- [Stated goal]
Collect the lines of the entries where "name" shows up.

- [Supplied data]
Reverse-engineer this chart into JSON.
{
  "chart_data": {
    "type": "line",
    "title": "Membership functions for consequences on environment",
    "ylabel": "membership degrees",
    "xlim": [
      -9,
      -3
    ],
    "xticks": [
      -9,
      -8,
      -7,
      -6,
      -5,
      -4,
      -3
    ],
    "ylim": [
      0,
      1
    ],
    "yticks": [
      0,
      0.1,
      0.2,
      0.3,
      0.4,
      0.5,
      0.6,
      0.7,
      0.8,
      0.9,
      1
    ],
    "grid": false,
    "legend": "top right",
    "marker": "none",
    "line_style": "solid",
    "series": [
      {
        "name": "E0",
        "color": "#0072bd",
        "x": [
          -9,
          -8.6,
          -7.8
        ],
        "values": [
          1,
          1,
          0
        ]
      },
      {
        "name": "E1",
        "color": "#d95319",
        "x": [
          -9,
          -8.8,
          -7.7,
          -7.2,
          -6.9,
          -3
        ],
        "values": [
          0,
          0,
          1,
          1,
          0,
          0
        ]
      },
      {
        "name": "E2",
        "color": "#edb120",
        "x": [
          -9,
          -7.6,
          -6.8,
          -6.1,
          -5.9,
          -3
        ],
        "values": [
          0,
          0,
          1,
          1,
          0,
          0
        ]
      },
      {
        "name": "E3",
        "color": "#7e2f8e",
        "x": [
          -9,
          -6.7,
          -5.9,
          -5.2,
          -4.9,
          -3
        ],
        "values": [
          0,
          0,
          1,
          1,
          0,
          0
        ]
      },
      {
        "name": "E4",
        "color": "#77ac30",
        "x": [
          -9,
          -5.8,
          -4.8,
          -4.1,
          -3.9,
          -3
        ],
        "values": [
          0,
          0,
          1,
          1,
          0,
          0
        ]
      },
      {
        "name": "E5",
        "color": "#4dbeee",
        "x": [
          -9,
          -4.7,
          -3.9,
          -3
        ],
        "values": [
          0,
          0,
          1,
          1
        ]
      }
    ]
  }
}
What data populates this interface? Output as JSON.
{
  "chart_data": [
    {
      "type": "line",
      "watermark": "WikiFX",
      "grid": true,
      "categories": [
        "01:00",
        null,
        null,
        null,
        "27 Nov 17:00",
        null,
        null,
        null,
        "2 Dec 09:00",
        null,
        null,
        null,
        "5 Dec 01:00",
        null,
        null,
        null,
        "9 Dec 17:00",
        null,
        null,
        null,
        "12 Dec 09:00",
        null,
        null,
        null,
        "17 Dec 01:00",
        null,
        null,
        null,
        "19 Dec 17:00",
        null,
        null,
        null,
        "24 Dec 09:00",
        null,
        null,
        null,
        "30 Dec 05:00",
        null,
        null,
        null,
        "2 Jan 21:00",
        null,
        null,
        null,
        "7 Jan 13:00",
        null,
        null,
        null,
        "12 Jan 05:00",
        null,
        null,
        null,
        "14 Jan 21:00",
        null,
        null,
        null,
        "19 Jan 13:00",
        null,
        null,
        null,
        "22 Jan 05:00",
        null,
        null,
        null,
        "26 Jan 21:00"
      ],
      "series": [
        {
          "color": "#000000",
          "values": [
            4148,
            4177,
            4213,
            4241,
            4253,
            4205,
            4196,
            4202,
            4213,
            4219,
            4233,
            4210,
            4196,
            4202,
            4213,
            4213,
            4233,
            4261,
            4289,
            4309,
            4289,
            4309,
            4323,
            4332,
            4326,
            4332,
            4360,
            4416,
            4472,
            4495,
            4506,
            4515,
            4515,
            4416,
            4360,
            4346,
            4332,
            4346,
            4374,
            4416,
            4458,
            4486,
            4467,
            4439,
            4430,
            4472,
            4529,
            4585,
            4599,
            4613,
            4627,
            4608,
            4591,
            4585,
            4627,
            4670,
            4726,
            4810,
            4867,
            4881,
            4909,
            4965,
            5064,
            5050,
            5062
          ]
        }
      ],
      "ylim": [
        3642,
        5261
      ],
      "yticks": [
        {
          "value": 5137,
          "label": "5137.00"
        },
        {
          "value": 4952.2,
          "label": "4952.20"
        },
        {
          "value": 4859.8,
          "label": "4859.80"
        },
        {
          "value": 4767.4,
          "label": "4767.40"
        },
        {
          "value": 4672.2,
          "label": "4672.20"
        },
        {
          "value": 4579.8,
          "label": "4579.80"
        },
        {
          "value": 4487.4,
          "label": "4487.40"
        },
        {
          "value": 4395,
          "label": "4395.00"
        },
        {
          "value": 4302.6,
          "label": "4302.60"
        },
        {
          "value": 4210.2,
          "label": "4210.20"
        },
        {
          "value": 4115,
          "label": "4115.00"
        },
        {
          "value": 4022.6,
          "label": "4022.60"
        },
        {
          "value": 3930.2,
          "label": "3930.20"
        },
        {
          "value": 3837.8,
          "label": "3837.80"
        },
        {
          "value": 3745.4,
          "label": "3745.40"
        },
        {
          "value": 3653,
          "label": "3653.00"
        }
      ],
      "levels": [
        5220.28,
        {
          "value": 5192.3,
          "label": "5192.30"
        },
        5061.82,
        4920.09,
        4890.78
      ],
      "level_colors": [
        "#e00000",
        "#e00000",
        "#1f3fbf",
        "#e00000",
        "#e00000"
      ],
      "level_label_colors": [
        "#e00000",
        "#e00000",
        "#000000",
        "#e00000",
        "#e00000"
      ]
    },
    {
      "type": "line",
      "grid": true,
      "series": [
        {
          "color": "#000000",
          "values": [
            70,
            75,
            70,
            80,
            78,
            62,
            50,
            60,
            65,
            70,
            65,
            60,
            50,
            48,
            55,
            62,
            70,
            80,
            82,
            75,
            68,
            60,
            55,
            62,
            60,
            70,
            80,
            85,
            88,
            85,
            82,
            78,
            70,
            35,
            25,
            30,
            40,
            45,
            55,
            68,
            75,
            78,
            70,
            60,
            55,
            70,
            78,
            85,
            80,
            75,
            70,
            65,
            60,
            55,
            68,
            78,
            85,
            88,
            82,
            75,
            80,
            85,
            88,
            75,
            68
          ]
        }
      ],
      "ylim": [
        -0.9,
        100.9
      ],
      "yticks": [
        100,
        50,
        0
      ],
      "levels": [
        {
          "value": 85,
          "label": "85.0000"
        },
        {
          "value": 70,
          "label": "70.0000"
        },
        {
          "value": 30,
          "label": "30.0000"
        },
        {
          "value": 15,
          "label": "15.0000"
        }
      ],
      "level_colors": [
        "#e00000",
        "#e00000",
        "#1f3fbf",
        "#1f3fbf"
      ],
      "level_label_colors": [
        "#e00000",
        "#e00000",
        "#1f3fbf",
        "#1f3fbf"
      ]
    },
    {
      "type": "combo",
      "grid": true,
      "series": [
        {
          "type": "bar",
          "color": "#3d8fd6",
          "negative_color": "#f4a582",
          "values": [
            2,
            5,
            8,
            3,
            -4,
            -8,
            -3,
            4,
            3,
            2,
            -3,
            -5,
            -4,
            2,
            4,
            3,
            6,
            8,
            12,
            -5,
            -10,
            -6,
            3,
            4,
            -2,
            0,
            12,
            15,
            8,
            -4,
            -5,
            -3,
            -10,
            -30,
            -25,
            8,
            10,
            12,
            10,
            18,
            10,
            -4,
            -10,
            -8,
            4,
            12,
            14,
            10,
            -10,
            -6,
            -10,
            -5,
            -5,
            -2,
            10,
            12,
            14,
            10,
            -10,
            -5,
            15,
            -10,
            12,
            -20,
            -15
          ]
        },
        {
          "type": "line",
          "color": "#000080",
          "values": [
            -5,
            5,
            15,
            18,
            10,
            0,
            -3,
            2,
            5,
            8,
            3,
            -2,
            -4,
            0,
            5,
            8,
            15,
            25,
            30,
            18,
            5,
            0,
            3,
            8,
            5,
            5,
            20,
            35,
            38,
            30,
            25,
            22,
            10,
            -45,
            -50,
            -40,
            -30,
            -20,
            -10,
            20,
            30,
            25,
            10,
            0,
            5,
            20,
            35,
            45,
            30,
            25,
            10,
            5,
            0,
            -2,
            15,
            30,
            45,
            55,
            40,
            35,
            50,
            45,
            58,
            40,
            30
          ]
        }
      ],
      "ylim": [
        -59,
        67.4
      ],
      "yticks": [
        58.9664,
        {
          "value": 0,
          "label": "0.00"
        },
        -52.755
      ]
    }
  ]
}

- [Correct answer]
        "name": "E0",
        "name": "E1",
        "name": "E2",
        "name": "E3",
        "name": "E4",
        "name": "E5",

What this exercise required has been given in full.